* Stated problem *
Reproduce every line of the rows below without any change.

A block of data
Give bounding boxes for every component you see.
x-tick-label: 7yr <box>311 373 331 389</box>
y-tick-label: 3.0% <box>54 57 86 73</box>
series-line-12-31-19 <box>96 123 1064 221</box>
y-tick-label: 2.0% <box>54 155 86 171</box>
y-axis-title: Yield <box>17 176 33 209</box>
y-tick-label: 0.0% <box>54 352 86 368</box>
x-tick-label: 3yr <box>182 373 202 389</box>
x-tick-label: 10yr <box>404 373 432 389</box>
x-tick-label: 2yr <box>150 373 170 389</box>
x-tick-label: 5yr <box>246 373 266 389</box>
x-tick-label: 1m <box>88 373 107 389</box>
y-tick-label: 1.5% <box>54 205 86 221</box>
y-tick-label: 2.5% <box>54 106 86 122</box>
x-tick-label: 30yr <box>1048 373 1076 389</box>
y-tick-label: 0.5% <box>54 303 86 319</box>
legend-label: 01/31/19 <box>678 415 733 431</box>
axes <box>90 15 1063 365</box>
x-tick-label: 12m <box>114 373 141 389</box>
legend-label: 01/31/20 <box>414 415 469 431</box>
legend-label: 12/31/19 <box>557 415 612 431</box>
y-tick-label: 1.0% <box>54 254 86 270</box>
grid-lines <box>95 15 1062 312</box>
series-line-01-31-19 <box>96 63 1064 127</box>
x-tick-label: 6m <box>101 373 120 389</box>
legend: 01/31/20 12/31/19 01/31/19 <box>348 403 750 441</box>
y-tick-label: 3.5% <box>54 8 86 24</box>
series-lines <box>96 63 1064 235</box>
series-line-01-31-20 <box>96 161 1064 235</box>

* Right answer *
Give bounding boxes for every component you see.
x-tick-label: 7yr <box>311 373 331 389</box>
y-tick-label: 3.0% <box>54 57 86 73</box>
series-line-12-31-19 <box>96 123 1064 221</box>
y-tick-label: 2.0% <box>54 155 86 171</box>
y-axis-title: Yield <box>17 176 33 209</box>
y-tick-label: 0.0% <box>54 352 86 368</box>
x-tick-label: 3yr <box>182 373 202 389</box>
x-tick-label: 10yr <box>404 373 432 389</box>
x-tick-label: 2yr <box>150 373 170 389</box>
x-tick-label: 5yr <box>246 373 266 389</box>
x-tick-label: 1m <box>88 373 107 389</box>
y-tick-label: 1.5% <box>54 205 86 221</box>
y-tick-label: 2.5% <box>54 106 86 122</box>
x-tick-label: 30yr <box>1048 373 1076 389</box>
y-tick-label: 0.5% <box>54 303 86 319</box>
legend-label: 01/31/19 <box>678 415 733 431</box>
axes <box>90 15 1063 365</box>
x-tick-label: 12m <box>114 373 141 389</box>
legend-label: 01/31/20 <box>414 415 469 431</box>
legend-label: 12/31/19 <box>557 415 612 431</box>
y-tick-label: 1.0% <box>54 254 86 270</box>
grid-lines <box>95 15 1062 312</box>
series-line-01-31-19 <box>96 63 1064 127</box>
x-tick-label: 6m <box>101 373 120 389</box>
legend: 01/31/20 12/31/19 01/31/19 <box>348 403 750 441</box>
y-tick-label: 3.5% <box>54 8 86 24</box>
series-lines <box>96 63 1064 235</box>
series-line-01-31-20 <box>96 161 1064 235</box>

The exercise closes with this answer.